Write out all of the data without omission, exactly as shown.

## start Record set

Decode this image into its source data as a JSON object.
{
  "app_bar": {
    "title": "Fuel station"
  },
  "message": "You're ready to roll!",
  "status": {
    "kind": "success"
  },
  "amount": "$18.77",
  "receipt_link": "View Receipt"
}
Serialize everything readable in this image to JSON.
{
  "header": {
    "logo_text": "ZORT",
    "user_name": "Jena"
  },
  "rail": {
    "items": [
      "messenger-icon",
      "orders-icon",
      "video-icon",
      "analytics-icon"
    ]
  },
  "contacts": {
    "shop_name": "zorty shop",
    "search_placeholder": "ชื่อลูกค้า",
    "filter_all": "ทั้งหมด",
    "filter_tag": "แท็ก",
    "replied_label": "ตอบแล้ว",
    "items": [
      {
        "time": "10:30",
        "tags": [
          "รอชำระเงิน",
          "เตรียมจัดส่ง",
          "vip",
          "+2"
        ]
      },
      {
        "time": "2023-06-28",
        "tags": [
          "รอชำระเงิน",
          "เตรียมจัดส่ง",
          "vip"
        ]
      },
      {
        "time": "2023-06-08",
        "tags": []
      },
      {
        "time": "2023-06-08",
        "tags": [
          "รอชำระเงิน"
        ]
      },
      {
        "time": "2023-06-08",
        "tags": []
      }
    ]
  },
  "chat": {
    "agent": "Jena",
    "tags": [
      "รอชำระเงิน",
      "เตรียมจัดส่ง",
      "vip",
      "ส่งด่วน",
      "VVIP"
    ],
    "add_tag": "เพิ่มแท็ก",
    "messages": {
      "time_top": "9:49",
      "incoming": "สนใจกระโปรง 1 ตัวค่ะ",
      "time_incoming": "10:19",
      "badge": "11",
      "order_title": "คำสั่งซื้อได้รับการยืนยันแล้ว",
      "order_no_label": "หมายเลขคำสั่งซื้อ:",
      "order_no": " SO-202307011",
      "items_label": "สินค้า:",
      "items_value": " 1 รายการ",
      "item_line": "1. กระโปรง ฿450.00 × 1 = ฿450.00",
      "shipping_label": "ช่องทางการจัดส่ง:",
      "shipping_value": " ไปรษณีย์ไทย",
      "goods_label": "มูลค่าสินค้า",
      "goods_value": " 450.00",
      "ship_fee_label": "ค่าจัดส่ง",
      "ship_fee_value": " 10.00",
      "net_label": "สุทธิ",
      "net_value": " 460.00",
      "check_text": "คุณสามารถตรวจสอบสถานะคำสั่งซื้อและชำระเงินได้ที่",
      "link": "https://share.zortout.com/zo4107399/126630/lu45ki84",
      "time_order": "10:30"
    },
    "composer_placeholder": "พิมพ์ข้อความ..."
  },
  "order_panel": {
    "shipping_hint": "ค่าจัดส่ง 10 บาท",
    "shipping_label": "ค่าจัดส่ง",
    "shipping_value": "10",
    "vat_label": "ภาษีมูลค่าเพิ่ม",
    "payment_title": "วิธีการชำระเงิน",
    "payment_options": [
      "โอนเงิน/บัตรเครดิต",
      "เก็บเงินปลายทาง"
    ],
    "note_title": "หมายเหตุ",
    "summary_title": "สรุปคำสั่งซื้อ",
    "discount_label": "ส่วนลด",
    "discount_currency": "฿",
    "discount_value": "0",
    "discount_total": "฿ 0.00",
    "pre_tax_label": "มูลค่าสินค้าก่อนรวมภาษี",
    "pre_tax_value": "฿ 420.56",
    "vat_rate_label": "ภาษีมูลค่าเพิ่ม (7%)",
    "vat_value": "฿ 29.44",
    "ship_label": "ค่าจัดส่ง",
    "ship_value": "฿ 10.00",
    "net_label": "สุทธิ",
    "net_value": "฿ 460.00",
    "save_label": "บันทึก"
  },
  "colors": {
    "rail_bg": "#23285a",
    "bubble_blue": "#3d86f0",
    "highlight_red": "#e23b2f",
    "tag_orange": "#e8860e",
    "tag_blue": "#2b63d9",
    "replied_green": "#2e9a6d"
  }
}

## end Record set

** Output of the task **
Decode this image into its source data as a JSON object.
{
  "app_bar": {
    "title": "Fuel station"
  },
  "message": "You're ready to roll!",
  "status": {
    "kind": "success"
  },
  "amount": "$18.77",
  "receipt_link": "View Receipt"
}
Serialize everything readable in this image to JSON.
{
  "header": {
    "logo_text": "ZORT",
    "user_name": "Jena"
  },
  "rail": {
    "items": [
      "messenger-icon",
      "orders-icon",
      "video-icon",
      "analytics-icon"
    ]
  },
  "contacts": {
    "shop_name": "zorty shop",
    "search_placeholder": "ชื่อลูกค้า",
    "filter_all": "ทั้งหมด",
    "filter_tag": "แท็ก",
    "replied_label": "ตอบแล้ว",
    "items": [
      {
        "time": "10:30",
        "tags": [
          "รอชำระเงิน",
          "เตรียมจัดส่ง",
          "vip",
          "+2"
        ]
      },
      {
        "time": "2023-06-28",
        "tags": [
          "รอชำระเงิน",
          "เตรียมจัดส่ง",
          "vip"
        ]
      },
      {
        "time": "2023-06-08",
        "tags": []
      },
      {
        "time": "2023-06-08",
        "tags": [
          "รอชำระเงิน"
        ]
      },
      {
        "time": "2023-06-08",
        "tags": []
      }
    ]
  },
  "chat": {
    "agent": "Jena",
    "tags": [
      "รอชำระเงิน",
      "เตรียมจัดส่ง",
      "vip",
      "ส่งด่วน",
      "VVIP"
    ],
    "add_tag": "เพิ่มแท็ก",
    "messages": {
      "time_top": "9:49",
      "incoming": "สนใจกระโปรง 1 ตัวค่ะ",
      "time_incoming": "10:19",
      "badge": "11",
      "order_title": "คำสั่งซื้อได้รับการยืนยันแล้ว",
      "order_no_label": "หมายเลขคำสั่งซื้อ:",
      "order_no": " SO-202307011",
      "items_label": "สินค้า:",
      "items_value": " 1 รายการ",
      "item_line": "1. กระโปรง ฿450.00 × 1 = ฿450.00",
      "shipping_label": "ช่องทางการจัดส่ง:",
      "shipping_value": " ไปรษณีย์ไทย",
      "goods_label": "มูลค่าสินค้า",
      "goods_value": " 450.00",
      "ship_fee_label": "ค่าจัดส่ง",
      "ship_fee_value": " 10.00",
      "net_label": "สุทธิ",
      "net_value": " 460.00",
      "check_text": "คุณสามารถตรวจสอบสถานะคำสั่งซื้อและชำระเงินได้ที่",
      "link": "https://share.zortout.com/zo4107399/126630/lu45ki84",
      "time_order": "10:30"
    },
    "composer_placeholder": "พิมพ์ข้อความ..."
  },
  "order_panel": {
    "shipping_hint": "ค่าจัดส่ง 10 บาท",
    "shipping_label": "ค่าจัดส่ง",
    "shipping_value": "10",
    "vat_label": "ภาษีมูลค่าเพิ่ม",
    "payment_title": "วิธีการชำระเงิน",
    "payment_options": [
      "โอนเงิน/บัตรเครดิต",
      "เก็บเงินปลายทาง"
    ],
    "note_title": "หมายเหตุ",
    "summary_title": "สรุปคำสั่งซื้อ",
    "discount_label": "ส่วนลด",
    "discount_currency": "฿",
    "discount_value": "0",
    "discount_total": "฿ 0.00",
    "pre_tax_label": "มูลค่าสินค้าก่อนรวมภาษี",
    "pre_tax_value": "฿ 420.56",
    "vat_rate_label": "ภาษีมูลค่าเพิ่ม (7%)",
    "vat_value": "฿ 29.44",
    "ship_label": "ค่าจัดส่ง",
    "ship_value": "฿ 10.00",
    "net_label": "สุทธิ",
    "net_value": "฿ 460.00",
    "save_label": "บันทึก"
  },
  "colors": {
    "rail_bg": "#23285a",
    "bubble_blue": "#3d86f0",
    "highlight_red": "#e23b2f",
    "tag_orange": "#e8860e",
    "tag_blue": "#2b63d9",
    "replied_green": "#2e9a6d"
  }
}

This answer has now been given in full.